STORED RECORDS:
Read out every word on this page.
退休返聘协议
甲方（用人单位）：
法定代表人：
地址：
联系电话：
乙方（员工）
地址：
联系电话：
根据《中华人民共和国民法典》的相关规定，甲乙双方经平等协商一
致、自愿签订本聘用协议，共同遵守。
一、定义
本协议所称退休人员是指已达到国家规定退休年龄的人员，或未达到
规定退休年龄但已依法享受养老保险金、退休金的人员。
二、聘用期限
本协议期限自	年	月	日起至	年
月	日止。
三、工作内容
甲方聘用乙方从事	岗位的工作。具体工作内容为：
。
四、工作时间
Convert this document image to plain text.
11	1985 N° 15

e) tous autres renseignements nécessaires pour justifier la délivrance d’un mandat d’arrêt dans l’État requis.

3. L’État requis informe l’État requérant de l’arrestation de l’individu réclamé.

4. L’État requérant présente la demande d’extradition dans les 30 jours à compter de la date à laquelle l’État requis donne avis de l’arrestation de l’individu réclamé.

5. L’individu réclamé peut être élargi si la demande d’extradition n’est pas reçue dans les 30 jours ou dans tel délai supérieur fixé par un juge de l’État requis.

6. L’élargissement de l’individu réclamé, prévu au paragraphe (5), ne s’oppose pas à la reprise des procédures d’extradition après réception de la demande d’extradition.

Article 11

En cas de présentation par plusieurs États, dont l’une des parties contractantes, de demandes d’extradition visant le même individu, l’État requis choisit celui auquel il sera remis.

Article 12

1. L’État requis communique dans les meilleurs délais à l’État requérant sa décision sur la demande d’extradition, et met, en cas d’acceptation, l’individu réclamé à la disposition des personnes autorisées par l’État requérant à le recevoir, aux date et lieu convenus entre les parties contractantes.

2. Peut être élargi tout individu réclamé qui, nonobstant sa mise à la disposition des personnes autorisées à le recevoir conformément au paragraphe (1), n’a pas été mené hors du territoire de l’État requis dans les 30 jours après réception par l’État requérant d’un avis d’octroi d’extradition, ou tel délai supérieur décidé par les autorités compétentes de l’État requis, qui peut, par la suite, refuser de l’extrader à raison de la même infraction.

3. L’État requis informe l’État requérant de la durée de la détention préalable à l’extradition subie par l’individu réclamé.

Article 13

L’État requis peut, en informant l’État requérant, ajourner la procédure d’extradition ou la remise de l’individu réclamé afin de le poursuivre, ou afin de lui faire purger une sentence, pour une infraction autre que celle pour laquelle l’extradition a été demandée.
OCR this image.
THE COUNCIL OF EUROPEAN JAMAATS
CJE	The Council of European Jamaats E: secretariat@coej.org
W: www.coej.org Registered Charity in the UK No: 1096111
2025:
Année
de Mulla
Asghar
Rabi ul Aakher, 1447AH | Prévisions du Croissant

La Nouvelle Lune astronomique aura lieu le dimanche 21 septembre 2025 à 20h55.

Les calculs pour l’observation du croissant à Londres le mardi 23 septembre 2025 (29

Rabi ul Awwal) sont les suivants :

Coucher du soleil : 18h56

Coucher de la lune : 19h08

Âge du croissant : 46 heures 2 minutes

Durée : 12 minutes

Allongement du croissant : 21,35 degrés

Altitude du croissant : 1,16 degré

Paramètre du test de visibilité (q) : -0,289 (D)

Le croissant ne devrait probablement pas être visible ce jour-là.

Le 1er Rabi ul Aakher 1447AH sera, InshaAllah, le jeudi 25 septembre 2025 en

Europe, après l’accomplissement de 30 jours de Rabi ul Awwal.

WHAT IS BEING ASKED: Output all of the material, please, exactly as it stands.

RESULT OF THIS EXERCISE:
Read out every word on this page.
退休返聘协议
甲方（用人单位）：
法定代表人：
地址：
联系电话：
乙方（员工）
地址：
联系电话：
根据《中华人民共和国民法典》的相关规定，甲乙双方经平等协商一
致、自愿签订本聘用协议，共同遵守。
一、定义
本协议所称退休人员是指已达到国家规定退休年龄的人员，或未达到
规定退休年龄但已依法享受养老保险金、退休金的人员。
二、聘用期限
本协议期限自	年	月	日起至	年
月	日止。
三、工作内容
甲方聘用乙方从事	岗位的工作。具体工作内容为：
。
四、工作时间
Convert this document image to plain text.
11	1985 N° 15

e) tous autres renseignements nécessaires pour justifier la délivrance d’un mandat d’arrêt dans l’État requis.

3. L’État requis informe l’État requérant de l’arrestation de l’individu réclamé.

4. L’État requérant présente la demande d’extradition dans les 30 jours à compter de la date à laquelle l’État requis donne avis de l’arrestation de l’individu réclamé.

5. L’individu réclamé peut être élargi si la demande d’extradition n’est pas reçue dans les 30 jours ou dans tel délai supérieur fixé par un juge de l’État requis.

6. L’élargissement de l’individu réclamé, prévu au paragraphe (5), ne s’oppose pas à la reprise des procédures d’extradition après réception de la demande d’extradition.

Article 11

En cas de présentation par plusieurs États, dont l’une des parties contractantes, de demandes d’extradition visant le même individu, l’État requis choisit celui auquel il sera remis.

Article 12

1. L’État requis communique dans les meilleurs délais à l’État requérant sa décision sur la demande d’extradition, et met, en cas d’acceptation, l’individu réclamé à la disposition des personnes autorisées par l’État requérant à le recevoir, aux date et lieu convenus entre les parties contractantes.

2. Peut être élargi tout individu réclamé qui, nonobstant sa mise à la disposition des personnes autorisées à le recevoir conformément au paragraphe (1), n’a pas été mené hors du territoire de l’État requis dans les 30 jours après réception par l’État requérant d’un avis d’octroi d’extradition, ou tel délai supérieur décidé par les autorités compétentes de l’État requis, qui peut, par la suite, refuser de l’extrader à raison de la même infraction.

3. L’État requis informe l’État requérant de la durée de la détention préalable à l’extradition subie par l’individu réclamé.

Article 13

L’État requis peut, en informant l’État requérant, ajourner la procédure d’extradition ou la remise de l’individu réclamé afin de le poursuivre, ou afin de lui faire purger une sentence, pour une infraction autre que celle pour laquelle l’extradition a été demandée.
OCR this image.
THE COUNCIL OF EUROPEAN JAMAATS
CJE	The Council of European Jamaats E: secretariat@coej.org
W: www.coej.org Registered Charity in the UK No: 1096111
2025:
Année
de Mulla
Asghar
Rabi ul Aakher, 1447AH | Prévisions du Croissant

La Nouvelle Lune astronomique aura lieu le dimanche 21 septembre 2025 à 20h55.

Les calculs pour l’observation du croissant à Londres le mardi 23 septembre 2025 (29

Rabi ul Awwal) sont les suivants :

Coucher du soleil : 18h56

Coucher de la lune : 19h08

Âge du croissant : 46 heures 2 minutes

Durée : 12 minutes

Allongement du croissant : 21,35 degrés

Altitude du croissant : 1,16 degré

Paramètre du test de visibilité (q) : -0,289 (D)

Le croissant ne devrait probablement pas être visible ce jour-là.

Le 1er Rabi ul Aakher 1447AH sera, InshaAllah, le jeudi 25 septembre 2025 en

Europe, après l’accomplissement de 30 jours de Rabi ul Awwal.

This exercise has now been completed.